======== Entries provided
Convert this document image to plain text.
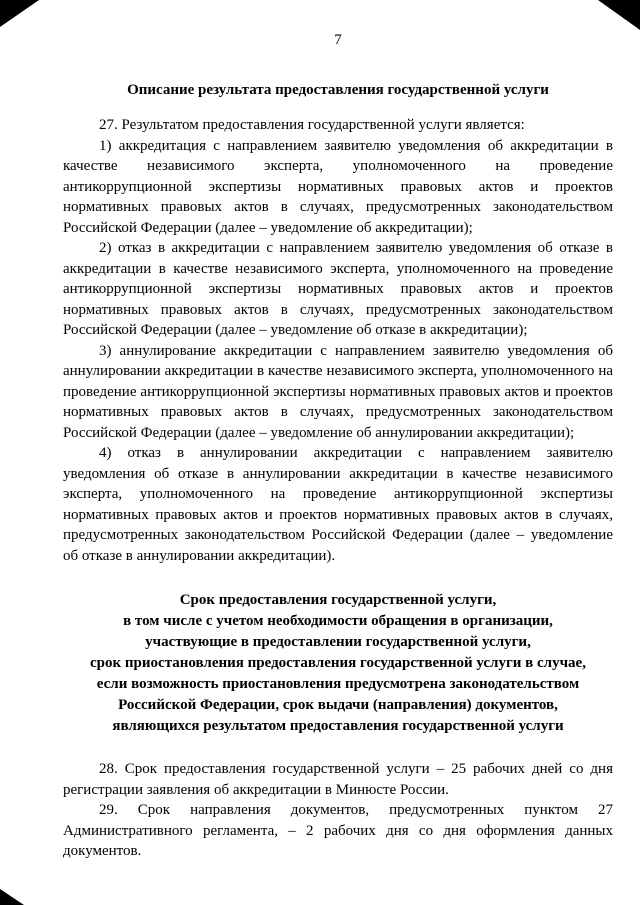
7
Описание результата предоставления государственной услуги

27. Результатом предоставления государственной услуги является:

1) аккредитация с направлением заявителю уведомления об аккредитации в качестве независимого эксперта, уполномоченного на проведение антикоррупционной экспертизы нормативных правовых актов и проектов нормативных правовых актов в случаях, предусмотренных законодательством Российской Федерации (далее – уведомление об аккредитации);

2) отказ в аккредитации с направлением заявителю уведомления об отказе в аккредитации в качестве независимого эксперта, уполномоченного на проведение антикоррупционной экспертизы нормативных правовых актов и проектов нормативных правовых актов в случаях, предусмотренных законодательством Российской Федерации (далее – уведомление об отказе в аккредитации);

3) аннулирование аккредитации с направлением заявителю уведомления об аннулировании аккредитации в качестве независимого эксперта, уполномоченного на проведение антикоррупционной экспертизы нормативных правовых актов и проектов нормативных правовых актов в случаях, предусмотренных законодательством Российской Федерации (далее – уведомление об аннулировании аккредитации);

4) отказ в аннулировании аккредитации с направлением заявителю уведомления об отказе в аннулировании аккредитации в качестве независимого эксперта, уполномоченного на проведение антикоррупционной экспертизы нормативных правовых актов и проектов нормативных правовых актов в случаях, предусмотренных законодательством Российской Федерации (далее – уведомление об отказе в аннулировании аккредитации).

Срок предоставления государственной услуги,
в том числе с учетом необходимости обращения в организации,
участвующие в предоставлении государственной услуги,
срок приостановления предоставления государственной услуги в случае,
если возможность приостановления предусмотрена законодательством
Российской Федерации, срок выдачи (направления) документов,
являющихся результатом предоставления государственной услуги

28. Срок предоставления государственной услуги – 25 рабочих дней со дня регистрации заявления об аккредитации в Минюсте России.

29. Срок направления документов, предусмотренных пунктом 27 Административного регламента, – 2 рабочих дня со дня оформления данных документов.
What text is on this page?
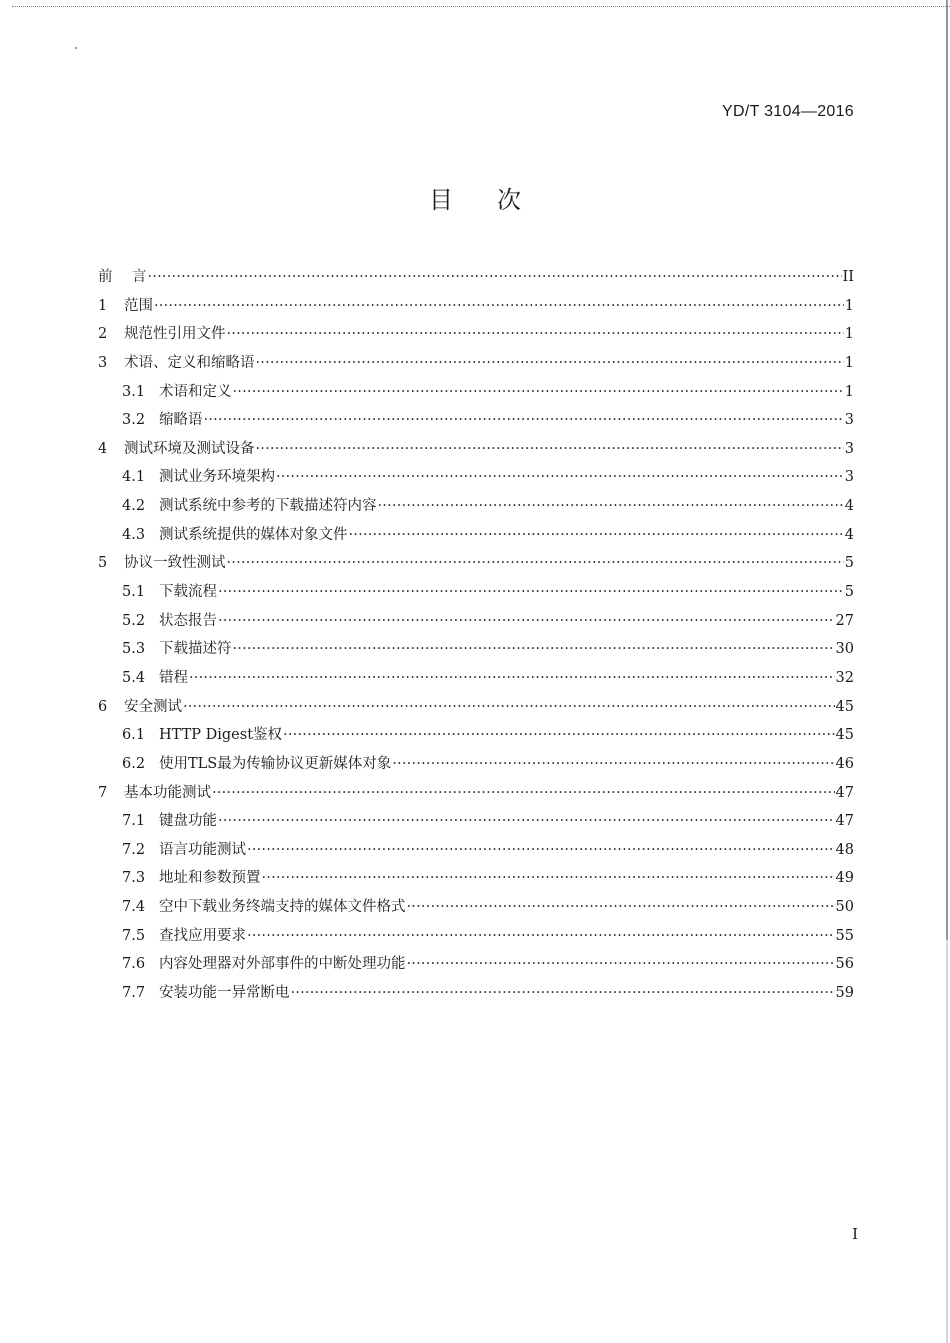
YD/T 3104—2016
目次
前	言 ·····	II
1	范围 ·····	1
2	规范性引用文件 ·····	1
3	术语、定义和缩略语 ·····	1
3.1 术语和定义 ·····	1
3.2 缩略语 ·····	3
4	测试环境及测试设备 ·····	3
4.1 测试业务环境架构 ·····	3
4.2 测试系统中参考的下载描述符内容 ·····	4
4.3 测试系统提供的媒体对象文件 ·····	4
5	协议一致性测试 ·····	5
5.1 下载流程 ·····	5
5.2 状态报告 ·····	27
5.3 下载描述符 ·····	30
5.4 错程 ·····	32
6	安全测试 ·····	45
6.1 HTTP Digest鉴权 ·····	45
6.2 使用TLS最为传输协议更新媒体对象 ·····	46
7	基本功能测试 ·····	47
7.1 键盘功能 ·····	47
7.2 语言功能测试 ·····	48
7.3 地址和参数预置 ·····	49
7.4 空中下载业务终端支持的媒体文件格式 ·····	50
7.5 查找应用要求 ·····	55
7.6 内容处理器对外部事件的中断处理功能 ·····	56
7.7 安装功能一异常断电 ·····	59
I
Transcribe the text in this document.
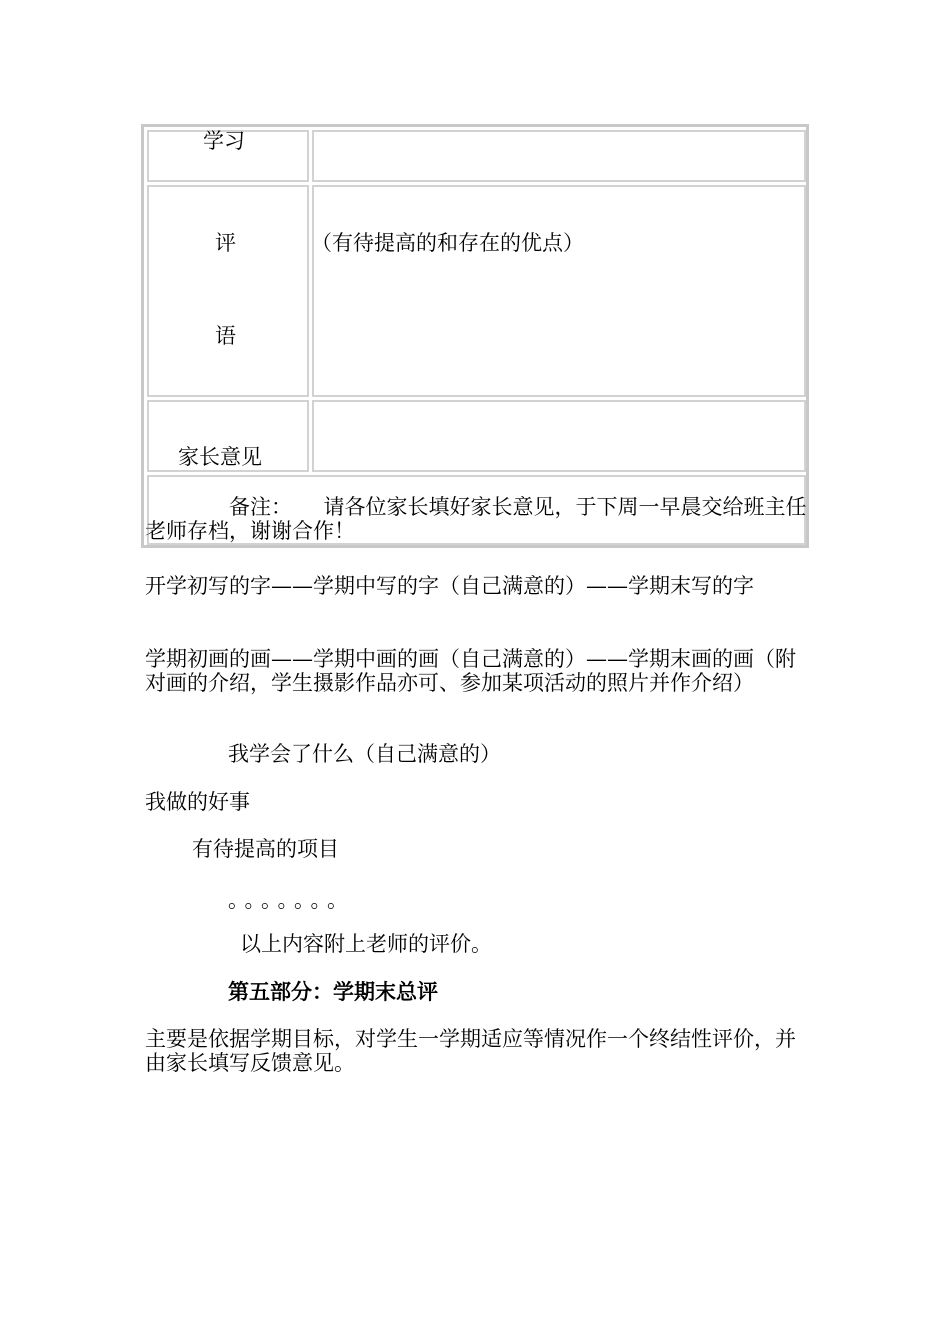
学习
评
语
（有待提高的和存在的优点）
家长意见
备注：　　请各位家长填好家长意见，于下周一早晨交给班主任老师存档，谢谢合作！
开学初写的字——学期中写的字（自己满意的）——学期末写的字
学期初画的画——学期中画的画（自己满意的）——学期末画的画（附对画的介绍，学生摄影作品亦可、参加某项活动的照片并作介绍）
我学会了什么（自己满意的）
我做的好事
有待提高的项目
。。。。。。。
以上内容附上老师的评价。
第五部分：学期末总评
主要是依据学期目标，对学生一学期适应等情况作一个终结性评价，并由家长填写反馈意见。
================
• **What to produce**
Tell how many lines contain the word "this", using only the number.

• **Exercise response**
3